#### Short exercise
Go through the entries below and write each one out exactly.

#### Record extracts

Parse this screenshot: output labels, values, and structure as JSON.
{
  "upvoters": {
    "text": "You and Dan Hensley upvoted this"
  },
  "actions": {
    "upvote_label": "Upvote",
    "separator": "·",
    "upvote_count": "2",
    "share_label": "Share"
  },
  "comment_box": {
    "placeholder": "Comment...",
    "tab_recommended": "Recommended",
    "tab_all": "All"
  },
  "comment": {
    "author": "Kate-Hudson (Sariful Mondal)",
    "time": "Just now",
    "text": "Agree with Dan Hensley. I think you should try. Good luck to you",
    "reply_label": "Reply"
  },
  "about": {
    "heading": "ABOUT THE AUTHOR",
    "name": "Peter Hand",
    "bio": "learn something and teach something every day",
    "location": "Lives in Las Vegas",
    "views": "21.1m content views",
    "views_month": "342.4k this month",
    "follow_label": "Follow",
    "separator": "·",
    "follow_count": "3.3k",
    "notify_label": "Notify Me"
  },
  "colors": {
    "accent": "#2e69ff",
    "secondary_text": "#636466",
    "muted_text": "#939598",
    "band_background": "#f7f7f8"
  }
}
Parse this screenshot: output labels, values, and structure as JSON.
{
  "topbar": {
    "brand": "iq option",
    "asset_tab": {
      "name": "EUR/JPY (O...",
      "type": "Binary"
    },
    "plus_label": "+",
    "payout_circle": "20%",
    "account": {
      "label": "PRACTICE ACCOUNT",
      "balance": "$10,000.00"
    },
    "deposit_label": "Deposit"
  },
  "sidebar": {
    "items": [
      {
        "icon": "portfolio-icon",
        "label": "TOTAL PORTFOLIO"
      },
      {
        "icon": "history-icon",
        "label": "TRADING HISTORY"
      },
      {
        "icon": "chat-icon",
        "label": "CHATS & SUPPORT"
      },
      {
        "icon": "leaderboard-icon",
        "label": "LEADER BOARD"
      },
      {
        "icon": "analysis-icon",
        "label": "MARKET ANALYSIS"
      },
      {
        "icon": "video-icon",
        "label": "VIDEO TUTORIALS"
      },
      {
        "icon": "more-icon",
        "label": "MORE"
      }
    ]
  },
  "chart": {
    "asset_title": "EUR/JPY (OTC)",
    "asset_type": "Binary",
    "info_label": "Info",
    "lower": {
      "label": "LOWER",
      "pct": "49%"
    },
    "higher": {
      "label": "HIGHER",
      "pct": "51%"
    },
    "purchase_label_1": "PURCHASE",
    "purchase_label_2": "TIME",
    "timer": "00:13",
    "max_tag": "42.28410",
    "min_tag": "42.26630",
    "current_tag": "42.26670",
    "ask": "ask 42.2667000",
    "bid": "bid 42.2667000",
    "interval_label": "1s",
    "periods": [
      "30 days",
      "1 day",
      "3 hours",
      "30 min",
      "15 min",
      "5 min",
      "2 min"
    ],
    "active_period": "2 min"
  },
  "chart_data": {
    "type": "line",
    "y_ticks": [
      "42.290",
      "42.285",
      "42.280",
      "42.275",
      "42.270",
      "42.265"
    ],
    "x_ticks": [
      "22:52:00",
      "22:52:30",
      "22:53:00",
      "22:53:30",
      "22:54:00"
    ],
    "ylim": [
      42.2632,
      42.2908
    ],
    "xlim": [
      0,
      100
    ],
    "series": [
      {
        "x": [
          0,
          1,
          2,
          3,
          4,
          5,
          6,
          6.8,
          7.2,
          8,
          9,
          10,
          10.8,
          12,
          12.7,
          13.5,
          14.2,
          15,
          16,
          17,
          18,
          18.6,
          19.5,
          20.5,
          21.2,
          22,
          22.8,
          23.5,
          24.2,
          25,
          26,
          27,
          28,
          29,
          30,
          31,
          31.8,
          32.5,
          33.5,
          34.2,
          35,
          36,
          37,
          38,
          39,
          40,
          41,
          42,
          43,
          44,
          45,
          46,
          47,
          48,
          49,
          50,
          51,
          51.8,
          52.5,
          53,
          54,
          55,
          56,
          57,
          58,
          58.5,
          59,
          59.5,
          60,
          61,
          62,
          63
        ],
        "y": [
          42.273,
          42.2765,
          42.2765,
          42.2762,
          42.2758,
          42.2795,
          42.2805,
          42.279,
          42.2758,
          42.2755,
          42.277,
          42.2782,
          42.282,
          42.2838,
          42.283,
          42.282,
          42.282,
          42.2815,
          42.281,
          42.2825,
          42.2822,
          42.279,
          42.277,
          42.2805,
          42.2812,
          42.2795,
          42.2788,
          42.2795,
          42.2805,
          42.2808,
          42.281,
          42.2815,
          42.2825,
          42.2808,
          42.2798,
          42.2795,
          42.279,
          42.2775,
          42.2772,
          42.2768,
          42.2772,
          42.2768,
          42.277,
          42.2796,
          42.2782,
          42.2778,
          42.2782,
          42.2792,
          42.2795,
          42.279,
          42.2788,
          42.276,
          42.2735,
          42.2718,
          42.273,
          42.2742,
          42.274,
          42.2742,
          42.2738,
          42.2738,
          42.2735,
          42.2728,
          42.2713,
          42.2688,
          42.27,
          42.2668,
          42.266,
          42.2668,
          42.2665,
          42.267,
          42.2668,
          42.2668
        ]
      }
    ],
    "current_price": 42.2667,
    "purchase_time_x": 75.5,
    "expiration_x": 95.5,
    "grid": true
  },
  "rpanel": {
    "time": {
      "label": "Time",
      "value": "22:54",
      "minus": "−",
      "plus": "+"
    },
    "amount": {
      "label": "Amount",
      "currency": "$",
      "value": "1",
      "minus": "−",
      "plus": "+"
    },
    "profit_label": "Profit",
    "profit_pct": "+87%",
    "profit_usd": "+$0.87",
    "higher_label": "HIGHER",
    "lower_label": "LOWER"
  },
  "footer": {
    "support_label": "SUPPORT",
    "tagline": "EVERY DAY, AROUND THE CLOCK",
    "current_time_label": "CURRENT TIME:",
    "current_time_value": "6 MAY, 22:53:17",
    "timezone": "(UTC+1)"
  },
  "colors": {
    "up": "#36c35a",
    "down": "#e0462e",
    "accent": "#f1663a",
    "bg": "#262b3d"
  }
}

#### Result of this exercise
Parse this screenshot: output labels, values, and structure as JSON.
{
  "upvoters": {
    "text": "You and Dan Hensley upvoted this"
  },
  "actions": {
    "upvote_label": "Upvote",
    "separator": "·",
    "upvote_count": "2",
    "share_label": "Share"
  },
  "comment_box": {
    "placeholder": "Comment...",
    "tab_recommended": "Recommended",
    "tab_all": "All"
  },
  "comment": {
    "author": "Kate-Hudson (Sariful Mondal)",
    "time": "Just now",
    "text": "Agree with Dan Hensley. I think you should try. Good luck to you",
    "reply_label": "Reply"
  },
  "about": {
    "heading": "ABOUT THE AUTHOR",
    "name": "Peter Hand",
    "bio": "learn something and teach something every day",
    "location": "Lives in Las Vegas",
    "views": "21.1m content views",
    "views_month": "342.4k this month",
    "follow_label": "Follow",
    "separator": "·",
    "follow_count": "3.3k",
    "notify_label": "Notify Me"
  },
  "colors": {
    "accent": "#2e69ff",
    "secondary_text": "#636466",
    "muted_text": "#939598",
    "band_background": "#f7f7f8"
  }
}
Parse this screenshot: output labels, values, and structure as JSON.
{
  "topbar": {
    "brand": "iq option",
    "asset_tab": {
      "name": "EUR/JPY (O...",
      "type": "Binary"
    },
    "plus_label": "+",
    "payout_circle": "20%",
    "account": {
      "label": "PRACTICE ACCOUNT",
      "balance": "$10,000.00"
    },
    "deposit_label": "Deposit"
  },
  "sidebar": {
    "items": [
      {
        "icon": "portfolio-icon",
        "label": "TOTAL PORTFOLIO"
      },
      {
        "icon": "history-icon",
        "label": "TRADING HISTORY"
      },
      {
        "icon": "chat-icon",
        "label": "CHATS & SUPPORT"
      },
      {
        "icon": "leaderboard-icon",
        "label": "LEADER BOARD"
      },
      {
        "icon": "analysis-icon",
        "label": "MARKET ANALYSIS"
      },
      {
        "icon": "video-icon",
        "label": "VIDEO TUTORIALS"
      },
      {
        "icon": "more-icon",
        "label": "MORE"
      }
    ]
  },
  "chart": {
    "asset_title": "EUR/JPY (OTC)",
    "asset_type": "Binary",
    "info_label": "Info",
    "lower": {
      "label": "LOWER",
      "pct": "49%"
    },
    "higher": {
      "label": "HIGHER",
      "pct": "51%"
    },
    "purchase_label_1": "PURCHASE",
    "purchase_label_2": "TIME",
    "timer": "00:13",
    "max_tag": "42.28410",
    "min_tag": "42.26630",
    "current_tag": "42.26670",
    "ask": "ask 42.2667000",
    "bid": "bid 42.2667000",
    "interval_label": "1s",
    "periods": [
      "30 days",
      "1 day",
      "3 hours",
      "30 min",
      "15 min",
      "5 min",
      "2 min"
    ],
    "active_period": "2 min"
  },
  "chart_data": {
    "type": "line",
    "y_ticks": [
      "42.290",
      "42.285",
      "42.280",
      "42.275",
      "42.270",
      "42.265"
    ],
    "x_ticks": [
      "22:52:00",
      "22:52:30",
      "22:53:00",
      "22:53:30",
      "22:54:00"
    ],
    "ylim": [
      42.2632,
      42.2908
    ],
    "xlim": [
      0,
      100
    ],
    "series": [
      {
        "x": [
          0,
          1,
          2,
          3,
          4,
          5,
          6,
          6.8,
          7.2,
          8,
          9,
          10,
          10.8,
          12,
          12.7,
          13.5,
          14.2,
          15,
          16,
          17,
          18,
          18.6,
          19.5,
          20.5,
          21.2,
          22,
          22.8,
          23.5,
          24.2,
          25,
          26,
          27,
          28,
          29,
          30,
          31,
          31.8,
          32.5,
          33.5,
          34.2,
          35,
          36,
          37,
          38,
          39,
          40,
          41,
          42,
          43,
          44,
          45,
          46,
          47,
          48,
          49,
          50,
          51,
          51.8,
          52.5,
          53,
          54,
          55,
          56,
          57,
          58,
          58.5,
          59,
          59.5,
          60,
          61,
          62,
          63
        ],
        "y": [
          42.273,
          42.2765,
          42.2765,
          42.2762,
          42.2758,
          42.2795,
          42.2805,
          42.279,
          42.2758,
          42.2755,
          42.277,
          42.2782,
          42.282,
          42.2838,
          42.283,
          42.282,
          42.282,
          42.2815,
          42.281,
          42.2825,
          42.2822,
          42.279,
          42.277,
          42.2805,
          42.2812,
          42.2795,
          42.2788,
          42.2795,
          42.2805,
          42.2808,
          42.281,
          42.2815,
          42.2825,
          42.2808,
          42.2798,
          42.2795,
          42.279,
          42.2775,
          42.2772,
          42.2768,
          42.2772,
          42.2768,
          42.277,
          42.2796,
          42.2782,
          42.2778,
          42.2782,
          42.2792,
          42.2795,
          42.279,
          42.2788,
          42.276,
          42.2735,
          42.2718,
          42.273,
          42.2742,
          42.274,
          42.2742,
          42.2738,
          42.2738,
          42.2735,
          42.2728,
          42.2713,
          42.2688,
          42.27,
          42.2668,
          42.266,
          42.2668,
          42.2665,
          42.267,
          42.2668,
          42.2668
        ]
      }
    ],
    "current_price": 42.2667,
    "purchase_time_x": 75.5,
    "expiration_x": 95.5,
    "grid": true
  },
  "rpanel": {
    "time": {
      "label": "Time",
      "value": "22:54",
      "minus": "−",
      "plus": "+"
    },
    "amount": {
      "label": "Amount",
      "currency": "$",
      "value": "1",
      "minus": "−",
      "plus": "+"
    },
    "profit_label": "Profit",
    "profit_pct": "+87%",
    "profit_usd": "+$0.87",
    "higher_label": "HIGHER",
    "lower_label": "LOWER"
  },
  "footer": {
    "support_label": "SUPPORT",
    "tagline": "EVERY DAY, AROUND THE CLOCK",
    "current_time_label": "CURRENT TIME:",
    "current_time_value": "6 MAY, 22:53:17",
    "timezone": "(UTC+1)"
  },
  "colors": {
    "up": "#36c35a",
    "down": "#e0462e",
    "accent": "#f1663a",
    "bg": "#262b3d"
  }
}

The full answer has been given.